Please give the listing again in its entirety, exactly as written.

(Records from a dataset)
━━━━
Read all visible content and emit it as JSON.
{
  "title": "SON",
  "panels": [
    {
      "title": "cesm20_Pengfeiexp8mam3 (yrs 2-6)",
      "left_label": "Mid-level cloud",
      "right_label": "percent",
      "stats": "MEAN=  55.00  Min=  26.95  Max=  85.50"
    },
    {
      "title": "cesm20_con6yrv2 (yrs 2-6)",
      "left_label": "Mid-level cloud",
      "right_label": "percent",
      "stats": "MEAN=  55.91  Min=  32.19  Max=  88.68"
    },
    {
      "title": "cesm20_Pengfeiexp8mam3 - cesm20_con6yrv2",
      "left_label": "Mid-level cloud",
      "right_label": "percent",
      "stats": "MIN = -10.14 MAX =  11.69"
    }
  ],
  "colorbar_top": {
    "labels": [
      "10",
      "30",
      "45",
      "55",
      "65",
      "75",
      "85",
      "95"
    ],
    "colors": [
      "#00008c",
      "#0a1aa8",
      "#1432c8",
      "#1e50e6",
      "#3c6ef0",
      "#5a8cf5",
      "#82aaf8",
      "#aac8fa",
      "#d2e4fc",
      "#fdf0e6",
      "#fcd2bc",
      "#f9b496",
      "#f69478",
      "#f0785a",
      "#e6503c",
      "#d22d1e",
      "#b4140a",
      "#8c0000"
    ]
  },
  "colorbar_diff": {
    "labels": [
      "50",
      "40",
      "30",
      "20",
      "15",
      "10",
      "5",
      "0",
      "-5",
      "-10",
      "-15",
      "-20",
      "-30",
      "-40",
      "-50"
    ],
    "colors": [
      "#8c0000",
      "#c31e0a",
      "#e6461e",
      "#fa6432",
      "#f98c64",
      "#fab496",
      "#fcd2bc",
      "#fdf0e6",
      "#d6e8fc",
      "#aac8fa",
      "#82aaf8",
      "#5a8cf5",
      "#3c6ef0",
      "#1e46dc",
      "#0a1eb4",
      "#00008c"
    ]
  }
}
━━━━
Output for this exercise:
Read all visible content and emit it as JSON.
{
  "title": "SON",
  "panels": [
    {
      "title": "cesm20_Pengfeiexp8mam3 (yrs 2-6)",
      "left_label": "Mid-level cloud",
      "right_label": "percent",
      "stats": "MEAN=  55.00  Min=  26.95  Max=  85.50"
    },
    {
      "title": "cesm20_con6yrv2 (yrs 2-6)",
      "left_label": "Mid-level cloud",
      "right_label": "percent",
      "stats": "MEAN=  55.91  Min=  32.19  Max=  88.68"
    },
    {
      "title": "cesm20_Pengfeiexp8mam3 - cesm20_con6yrv2",
      "left_label": "Mid-level cloud",
      "right_label": "percent",
      "stats": "MIN = -10.14 MAX =  11.69"
    }
  ],
  "colorbar_top": {
    "labels": [
      "10",
      "30",
      "45",
      "55",
      "65",
      "75",
      "85",
      "95"
    ],
    "colors": [
      "#00008c",
      "#0a1aa8",
      "#1432c8",
      "#1e50e6",
      "#3c6ef0",
      "#5a8cf5",
      "#82aaf8",
      "#aac8fa",
      "#d2e4fc",
      "#fdf0e6",
      "#fcd2bc",
      "#f9b496",
      "#f69478",
      "#f0785a",
      "#e6503c",
      "#d22d1e",
      "#b4140a",
      "#8c0000"
    ]
  },
  "colorbar_diff": {
    "labels": [
      "50",
      "40",
      "30",
      "20",
      "15",
      "10",
      "5",
      "0",
      "-5",
      "-10",
      "-15",
      "-20",
      "-30",
      "-40",
      "-50"
    ],
    "colors": [
      "#8c0000",
      "#c31e0a",
      "#e6461e",
      "#fa6432",
      "#f98c64",
      "#fab496",
      "#fcd2bc",
      "#fdf0e6",
      "#d6e8fc",
      "#aac8fa",
      "#82aaf8",
      "#5a8cf5",
      "#3c6ef0",
      "#1e46dc",
      "#0a1eb4",
      "#00008c"
    ]
  }
}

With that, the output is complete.